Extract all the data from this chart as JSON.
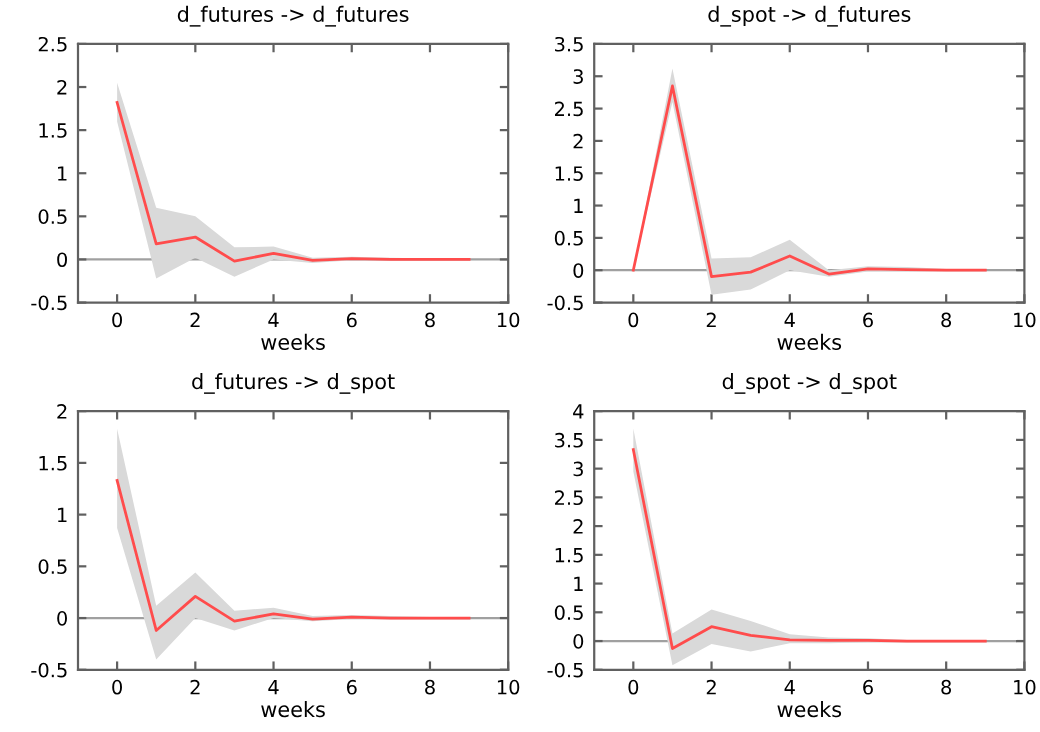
{
  "chart_data": [
    {
      "type": "line",
      "title": "d_futures -> d_futures",
      "xlabel": "weeks",
      "x": [
        0,
        1,
        2,
        3,
        4,
        5,
        6,
        7,
        8,
        9
      ],
      "xlim": [
        -1,
        10
      ],
      "xticks": [
        0,
        2,
        4,
        6,
        8,
        10
      ],
      "ylim": [
        -0.5,
        2.5
      ],
      "yticks": [
        -0.5,
        0,
        0.5,
        1,
        1.5,
        2,
        2.5
      ],
      "grid": false,
      "legend": false,
      "series": [
        {
          "color": "#ff4c4c",
          "values": [
            1.82,
            0.18,
            0.26,
            -0.02,
            0.07,
            -0.01,
            0.01,
            0,
            0,
            0
          ],
          "lower": [
            1.6,
            -0.22,
            0.02,
            -0.2,
            0.0,
            -0.04,
            -0.01,
            -0.01,
            -0.01,
            -0.01
          ],
          "upper": [
            2.05,
            0.6,
            0.5,
            0.14,
            0.15,
            0.02,
            0.03,
            0.02,
            0.01,
            0.01
          ]
        }
      ],
      "ref_lines": [
        {
          "axis": "y",
          "value": 0,
          "color": "#a0a0a0"
        }
      ]
    },
    {
      "type": "line",
      "title": "d_spot -> d_futures",
      "xlabel": "weeks",
      "x": [
        0,
        1,
        2,
        3,
        4,
        5,
        6,
        7,
        8,
        9
      ],
      "xlim": [
        -1,
        10
      ],
      "xticks": [
        0,
        2,
        4,
        6,
        8,
        10
      ],
      "ylim": [
        -0.5,
        3.5
      ],
      "yticks": [
        -0.5,
        0,
        0.5,
        1,
        1.5,
        2,
        2.5,
        3,
        3.5
      ],
      "grid": false,
      "legend": false,
      "series": [
        {
          "color": "#ff4c4c",
          "values": [
            0,
            2.85,
            -0.1,
            -0.03,
            0.22,
            -0.06,
            0.02,
            0.01,
            0,
            0
          ],
          "lower": [
            0,
            2.6,
            -0.38,
            -0.3,
            0.0,
            -0.1,
            -0.02,
            -0.02,
            -0.01,
            -0.01
          ],
          "upper": [
            0,
            3.12,
            0.18,
            0.2,
            0.47,
            0.0,
            0.06,
            0.05,
            0.02,
            0.01
          ]
        }
      ],
      "ref_lines": [
        {
          "axis": "y",
          "value": 0,
          "color": "#a0a0a0"
        }
      ]
    },
    {
      "type": "line",
      "title": "d_futures -> d_spot",
      "xlabel": "weeks",
      "x": [
        0,
        1,
        2,
        3,
        4,
        5,
        6,
        7,
        8,
        9
      ],
      "xlim": [
        -1,
        10
      ],
      "xticks": [
        0,
        2,
        4,
        6,
        8,
        10
      ],
      "ylim": [
        -0.5,
        2
      ],
      "yticks": [
        -0.5,
        0,
        0.5,
        1,
        1.5,
        2
      ],
      "grid": false,
      "legend": false,
      "series": [
        {
          "color": "#ff4c4c",
          "values": [
            1.33,
            -0.12,
            0.21,
            -0.03,
            0.04,
            -0.01,
            0.01,
            0,
            0,
            0
          ],
          "lower": [
            0.87,
            -0.4,
            0.0,
            -0.12,
            0.0,
            -0.03,
            -0.01,
            -0.01,
            -0.01,
            -0.01
          ],
          "upper": [
            1.83,
            0.12,
            0.44,
            0.07,
            0.1,
            0.02,
            0.03,
            0.02,
            0.01,
            0.01
          ]
        }
      ],
      "ref_lines": [
        {
          "axis": "y",
          "value": 0,
          "color": "#a0a0a0"
        }
      ]
    },
    {
      "type": "line",
      "title": "d_spot -> d_spot",
      "xlabel": "weeks",
      "x": [
        0,
        1,
        2,
        3,
        4,
        5,
        6,
        7,
        8,
        9
      ],
      "xlim": [
        -1,
        10
      ],
      "xticks": [
        0,
        2,
        4,
        6,
        8,
        10
      ],
      "ylim": [
        -0.5,
        4
      ],
      "yticks": [
        -0.5,
        0,
        0.5,
        1,
        1.5,
        2,
        2.5,
        3,
        3.5,
        4
      ],
      "grid": false,
      "legend": false,
      "series": [
        {
          "color": "#ff4c4c",
          "values": [
            3.33,
            -0.13,
            0.25,
            0.1,
            0.02,
            0.01,
            0.01,
            0,
            0,
            0
          ],
          "lower": [
            2.95,
            -0.42,
            -0.05,
            -0.18,
            -0.04,
            -0.04,
            -0.02,
            -0.01,
            -0.01,
            -0.01
          ],
          "upper": [
            3.7,
            0.13,
            0.55,
            0.35,
            0.12,
            0.06,
            0.05,
            0.02,
            0.01,
            0.01
          ]
        }
      ],
      "ref_lines": [
        {
          "axis": "y",
          "value": 0,
          "color": "#a0a0a0"
        }
      ]
    }
  ]
}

(Given instruction) Make a verbatim copy of all the entries and strip out the pictures.

(Exercise response)
Extract all the data from this chart as JSON.
{
  "chart_data": [
    {
      "type": "line",
      "title": "d_futures -> d_futures",
      "xlabel": "weeks",
      "x": [
        0,
        1,
        2,
        3,
        4,
        5,
        6,
        7,
        8,
        9
      ],
      "xlim": [
        -1,
        10
      ],
      "xticks": [
        0,
        2,
        4,
        6,
        8,
        10
      ],
      "ylim": [
        -0.5,
        2.5
      ],
      "yticks": [
        -0.5,
        0,
        0.5,
        1,
        1.5,
        2,
        2.5
      ],
      "grid": false,
      "legend": false,
      "series": [
        {
          "color": "#ff4c4c",
          "values": [
            1.82,
            0.18,
            0.26,
            -0.02,
            0.07,
            -0.01,
            0.01,
            0,
            0,
            0
          ],
          "lower": [
            1.6,
            -0.22,
            0.02,
            -0.2,
            0.0,
            -0.04,
            -0.01,
            -0.01,
            -0.01,
            -0.01
          ],
          "upper": [
            2.05,
            0.6,
            0.5,
            0.14,
            0.15,
            0.02,
            0.03,
            0.02,
            0.01,
            0.01
          ]
        }
      ],
      "ref_lines": [
        {
          "axis": "y",
          "value": 0,
          "color": "#a0a0a0"
        }
      ]
    },
    {
      "type": "line",
      "title": "d_spot -> d_futures",
      "xlabel": "weeks",
      "x": [
        0,
        1,
        2,
        3,
        4,
        5,
        6,
        7,
        8,
        9
      ],
      "xlim": [
        -1,
        10
      ],
      "xticks": [
        0,
        2,
        4,
        6,
        8,
        10
      ],
      "ylim": [
        -0.5,
        3.5
      ],
      "yticks": [
        -0.5,
        0,
        0.5,
        1,
        1.5,
        2,
        2.5,
        3,
        3.5
      ],
      "grid": false,
      "legend": false,
      "series": [
        {
          "color": "#ff4c4c",
          "values": [
            0,
            2.85,
            -0.1,
            -0.03,
            0.22,
            -0.06,
            0.02,
            0.01,
            0,
            0
          ],
          "lower": [
            0,
            2.6,
            -0.38,
            -0.3,
            0.0,
            -0.1,
            -0.02,
            -0.02,
            -0.01,
            -0.01
          ],
          "upper": [
            0,
            3.12,
            0.18,
            0.2,
            0.47,
            0.0,
            0.06,
            0.05,
            0.02,
            0.01
          ]
        }
      ],
      "ref_lines": [
        {
          "axis": "y",
          "value": 0,
          "color": "#a0a0a0"
        }
      ]
    },
    {
      "type": "line",
      "title": "d_futures -> d_spot",
      "xlabel": "weeks",
      "x": [
        0,
        1,
        2,
        3,
        4,
        5,
        6,
        7,
        8,
        9
      ],
      "xlim": [
        -1,
        10
      ],
      "xticks": [
        0,
        2,
        4,
        6,
        8,
        10
      ],
      "ylim": [
        -0.5,
        2
      ],
      "yticks": [
        -0.5,
        0,
        0.5,
        1,
        1.5,
        2
      ],
      "grid": false,
      "legend": false,
      "series": [
        {
          "color": "#ff4c4c",
          "values": [
            1.33,
            -0.12,
            0.21,
            -0.03,
            0.04,
            -0.01,
            0.01,
            0,
            0,
            0
          ],
          "lower": [
            0.87,
            -0.4,
            0.0,
            -0.12,
            0.0,
            -0.03,
            -0.01,
            -0.01,
            -0.01,
            -0.01
          ],
          "upper": [
            1.83,
            0.12,
            0.44,
            0.07,
            0.1,
            0.02,
            0.03,
            0.02,
            0.01,
            0.01
          ]
        }
      ],
      "ref_lines": [
        {
          "axis": "y",
          "value": 0,
          "color": "#a0a0a0"
        }
      ]
    },
    {
      "type": "line",
      "title": "d_spot -> d_spot",
      "xlabel": "weeks",
      "x": [
        0,
        1,
        2,
        3,
        4,
        5,
        6,
        7,
        8,
        9
      ],
      "xlim": [
        -1,
        10
      ],
      "xticks": [
        0,
        2,
        4,
        6,
        8,
        10
      ],
      "ylim": [
        -0.5,
        4
      ],
      "yticks": [
        -0.5,
        0,
        0.5,
        1,
        1.5,
        2,
        2.5,
        3,
        3.5,
        4
      ],
      "grid": false,
      "legend": false,
      "series": [
        {
          "color": "#ff4c4c",
          "values": [
            3.33,
            -0.13,
            0.25,
            0.1,
            0.02,
            0.01,
            0.01,
            0,
            0,
            0
          ],
          "lower": [
            2.95,
            -0.42,
            -0.05,
            -0.18,
            -0.04,
            -0.04,
            -0.02,
            -0.01,
            -0.01,
            -0.01
          ],
          "upper": [
            3.7,
            0.13,
            0.55,
            0.35,
            0.12,
            0.06,
            0.05,
            0.02,
            0.01,
            0.01
          ]
        }
      ],
      "ref_lines": [
        {
          "axis": "y",
          "value": 0,
          "color": "#a0a0a0"
        }
      ]
    }
  ]
}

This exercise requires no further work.